### WHAT IS NEEDED
Retype the material below. Keep every word exactly as it is.

### MATERIAL FOR THIS TASK
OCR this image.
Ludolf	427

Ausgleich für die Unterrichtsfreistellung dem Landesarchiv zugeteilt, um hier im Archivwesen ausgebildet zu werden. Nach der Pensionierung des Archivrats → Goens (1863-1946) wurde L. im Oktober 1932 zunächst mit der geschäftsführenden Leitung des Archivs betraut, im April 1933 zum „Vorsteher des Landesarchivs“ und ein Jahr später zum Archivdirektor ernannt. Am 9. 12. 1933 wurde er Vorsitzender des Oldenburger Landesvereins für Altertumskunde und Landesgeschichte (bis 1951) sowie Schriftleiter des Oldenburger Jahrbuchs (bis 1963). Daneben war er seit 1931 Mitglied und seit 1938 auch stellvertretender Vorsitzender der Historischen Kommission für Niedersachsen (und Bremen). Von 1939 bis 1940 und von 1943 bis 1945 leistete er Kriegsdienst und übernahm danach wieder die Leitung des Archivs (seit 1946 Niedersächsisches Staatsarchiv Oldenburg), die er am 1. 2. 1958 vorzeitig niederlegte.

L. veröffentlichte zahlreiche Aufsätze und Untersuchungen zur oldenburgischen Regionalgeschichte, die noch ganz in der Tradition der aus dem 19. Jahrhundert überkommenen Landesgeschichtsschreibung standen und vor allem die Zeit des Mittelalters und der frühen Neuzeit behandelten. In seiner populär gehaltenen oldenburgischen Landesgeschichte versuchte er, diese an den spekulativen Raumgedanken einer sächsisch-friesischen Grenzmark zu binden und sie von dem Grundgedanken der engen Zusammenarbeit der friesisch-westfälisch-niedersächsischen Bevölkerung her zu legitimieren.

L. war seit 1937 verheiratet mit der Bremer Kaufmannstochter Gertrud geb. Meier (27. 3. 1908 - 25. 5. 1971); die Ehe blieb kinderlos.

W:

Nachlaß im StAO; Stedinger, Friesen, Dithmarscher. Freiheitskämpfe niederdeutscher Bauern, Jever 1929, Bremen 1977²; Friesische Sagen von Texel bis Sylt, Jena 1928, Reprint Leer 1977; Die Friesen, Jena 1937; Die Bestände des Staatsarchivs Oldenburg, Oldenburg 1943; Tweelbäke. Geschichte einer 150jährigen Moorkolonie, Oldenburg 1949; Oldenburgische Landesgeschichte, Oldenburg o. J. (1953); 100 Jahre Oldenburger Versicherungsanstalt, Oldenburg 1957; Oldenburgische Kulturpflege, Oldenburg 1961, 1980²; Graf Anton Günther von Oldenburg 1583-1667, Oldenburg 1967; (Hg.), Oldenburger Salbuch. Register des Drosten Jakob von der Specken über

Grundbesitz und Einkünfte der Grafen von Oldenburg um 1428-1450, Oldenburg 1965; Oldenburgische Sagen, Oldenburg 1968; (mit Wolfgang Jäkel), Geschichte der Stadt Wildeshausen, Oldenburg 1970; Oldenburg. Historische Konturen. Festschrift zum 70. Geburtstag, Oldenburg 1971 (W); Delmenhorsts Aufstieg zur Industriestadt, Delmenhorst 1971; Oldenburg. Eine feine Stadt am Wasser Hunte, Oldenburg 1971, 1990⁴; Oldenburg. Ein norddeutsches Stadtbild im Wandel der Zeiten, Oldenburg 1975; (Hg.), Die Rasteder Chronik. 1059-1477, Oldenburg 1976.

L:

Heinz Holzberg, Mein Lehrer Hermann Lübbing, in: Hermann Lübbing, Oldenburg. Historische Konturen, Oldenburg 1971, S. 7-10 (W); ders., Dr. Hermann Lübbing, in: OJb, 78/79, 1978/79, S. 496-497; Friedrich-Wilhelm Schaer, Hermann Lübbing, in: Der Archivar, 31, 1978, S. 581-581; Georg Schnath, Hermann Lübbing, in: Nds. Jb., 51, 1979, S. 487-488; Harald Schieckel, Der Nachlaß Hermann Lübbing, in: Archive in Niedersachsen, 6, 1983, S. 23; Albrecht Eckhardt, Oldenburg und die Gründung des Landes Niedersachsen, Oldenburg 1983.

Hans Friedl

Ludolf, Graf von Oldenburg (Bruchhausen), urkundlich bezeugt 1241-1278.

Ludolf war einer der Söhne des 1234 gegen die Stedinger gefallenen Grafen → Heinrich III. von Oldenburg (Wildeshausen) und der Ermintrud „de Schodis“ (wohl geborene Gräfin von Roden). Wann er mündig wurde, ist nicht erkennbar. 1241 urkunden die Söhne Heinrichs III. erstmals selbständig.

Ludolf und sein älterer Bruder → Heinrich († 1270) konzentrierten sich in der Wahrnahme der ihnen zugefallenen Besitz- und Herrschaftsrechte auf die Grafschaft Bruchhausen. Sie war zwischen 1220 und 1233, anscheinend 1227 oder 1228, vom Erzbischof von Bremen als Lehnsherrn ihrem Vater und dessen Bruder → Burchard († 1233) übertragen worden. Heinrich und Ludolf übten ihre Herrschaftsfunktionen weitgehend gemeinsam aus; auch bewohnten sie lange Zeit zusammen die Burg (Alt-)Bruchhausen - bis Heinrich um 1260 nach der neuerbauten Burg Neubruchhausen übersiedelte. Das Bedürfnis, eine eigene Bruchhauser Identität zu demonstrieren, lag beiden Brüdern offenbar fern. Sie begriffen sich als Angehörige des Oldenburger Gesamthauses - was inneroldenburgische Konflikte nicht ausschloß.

### WRITTEN REPLY
OCR this image.
Ludolf	427

Ausgleich für die Unterrichtsfreistellung dem Landesarchiv zugeteilt, um hier im Archivwesen ausgebildet zu werden. Nach der Pensionierung des Archivrats → Goens (1863-1946) wurde L. im Oktober 1932 zunächst mit der geschäftsführenden Leitung des Archivs betraut, im April 1933 zum „Vorsteher des Landesarchivs“ und ein Jahr später zum Archivdirektor ernannt. Am 9. 12. 1933 wurde er Vorsitzender des Oldenburger Landesvereins für Altertumskunde und Landesgeschichte (bis 1951) sowie Schriftleiter des Oldenburger Jahrbuchs (bis 1963). Daneben war er seit 1931 Mitglied und seit 1938 auch stellvertretender Vorsitzender der Historischen Kommission für Niedersachsen (und Bremen). Von 1939 bis 1940 und von 1943 bis 1945 leistete er Kriegsdienst und übernahm danach wieder die Leitung des Archivs (seit 1946 Niedersächsisches Staatsarchiv Oldenburg), die er am 1. 2. 1958 vorzeitig niederlegte.

L. veröffentlichte zahlreiche Aufsätze und Untersuchungen zur oldenburgischen Regionalgeschichte, die noch ganz in der Tradition der aus dem 19. Jahrhundert überkommenen Landesgeschichtsschreibung standen und vor allem die Zeit des Mittelalters und der frühen Neuzeit behandelten. In seiner populär gehaltenen oldenburgischen Landesgeschichte versuchte er, diese an den spekulativen Raumgedanken einer sächsisch-friesischen Grenzmark zu binden und sie von dem Grundgedanken der engen Zusammenarbeit der friesisch-westfälisch-niedersächsischen Bevölkerung her zu legitimieren.

L. war seit 1937 verheiratet mit der Bremer Kaufmannstochter Gertrud geb. Meier (27. 3. 1908 - 25. 5. 1971); die Ehe blieb kinderlos.

W:

Nachlaß im StAO; Stedinger, Friesen, Dithmarscher. Freiheitskämpfe niederdeutscher Bauern, Jever 1929, Bremen 1977²; Friesische Sagen von Texel bis Sylt, Jena 1928, Reprint Leer 1977; Die Friesen, Jena 1937; Die Bestände des Staatsarchivs Oldenburg, Oldenburg 1943; Tweelbäke. Geschichte einer 150jährigen Moorkolonie, Oldenburg 1949; Oldenburgische Landesgeschichte, Oldenburg o. J. (1953); 100 Jahre Oldenburger Versicherungsanstalt, Oldenburg 1957; Oldenburgische Kulturpflege, Oldenburg 1961, 1980²; Graf Anton Günther von Oldenburg 1583-1667, Oldenburg 1967; (Hg.), Oldenburger Salbuch. Register des Drosten Jakob von der Specken über

Grundbesitz und Einkünfte der Grafen von Oldenburg um 1428-1450, Oldenburg 1965; Oldenburgische Sagen, Oldenburg 1968; (mit Wolfgang Jäkel), Geschichte der Stadt Wildeshausen, Oldenburg 1970; Oldenburg. Historische Konturen. Festschrift zum 70. Geburtstag, Oldenburg 1971 (W); Delmenhorsts Aufstieg zur Industriestadt, Delmenhorst 1971; Oldenburg. Eine feine Stadt am Wasser Hunte, Oldenburg 1971, 1990⁴; Oldenburg. Ein norddeutsches Stadtbild im Wandel der Zeiten, Oldenburg 1975; (Hg.), Die Rasteder Chronik. 1059-1477, Oldenburg 1976.

L:

Heinz Holzberg, Mein Lehrer Hermann Lübbing, in: Hermann Lübbing, Oldenburg. Historische Konturen, Oldenburg 1971, S. 7-10 (W); ders., Dr. Hermann Lübbing, in: OJb, 78/79, 1978/79, S. 496-497; Friedrich-Wilhelm Schaer, Hermann Lübbing, in: Der Archivar, 31, 1978, S. 581-581; Georg Schnath, Hermann Lübbing, in: Nds. Jb., 51, 1979, S. 487-488; Harald Schieckel, Der Nachlaß Hermann Lübbing, in: Archive in Niedersachsen, 6, 1983, S. 23; Albrecht Eckhardt, Oldenburg und die Gründung des Landes Niedersachsen, Oldenburg 1983.

Hans Friedl

Ludolf, Graf von Oldenburg (Bruchhausen), urkundlich bezeugt 1241-1278.

Ludolf war einer der Söhne des 1234 gegen die Stedinger gefallenen Grafen → Heinrich III. von Oldenburg (Wildeshausen) und der Ermintrud „de Schodis“ (wohl geborene Gräfin von Roden). Wann er mündig wurde, ist nicht erkennbar. 1241 urkunden die Söhne Heinrichs III. erstmals selbständig.

Ludolf und sein älterer Bruder → Heinrich († 1270) konzentrierten sich in der Wahrnahme der ihnen zugefallenen Besitz- und Herrschaftsrechte auf die Grafschaft Bruchhausen. Sie war zwischen 1220 und 1233, anscheinend 1227 oder 1228, vom Erzbischof von Bremen als Lehnsherrn ihrem Vater und dessen Bruder → Burchard († 1233) übertragen worden. Heinrich und Ludolf übten ihre Herrschaftsfunktionen weitgehend gemeinsam aus; auch bewohnten sie lange Zeit zusammen die Burg (Alt-)Bruchhausen - bis Heinrich um 1260 nach der neuerbauten Burg Neubruchhausen übersiedelte. Das Bedürfnis, eine eigene Bruchhauser Identität zu demonstrieren, lag beiden Brüdern offenbar fern. Sie begriffen sich als Angehörige des Oldenburger Gesamthauses - was inneroldenburgische Konflikte nicht ausschloß.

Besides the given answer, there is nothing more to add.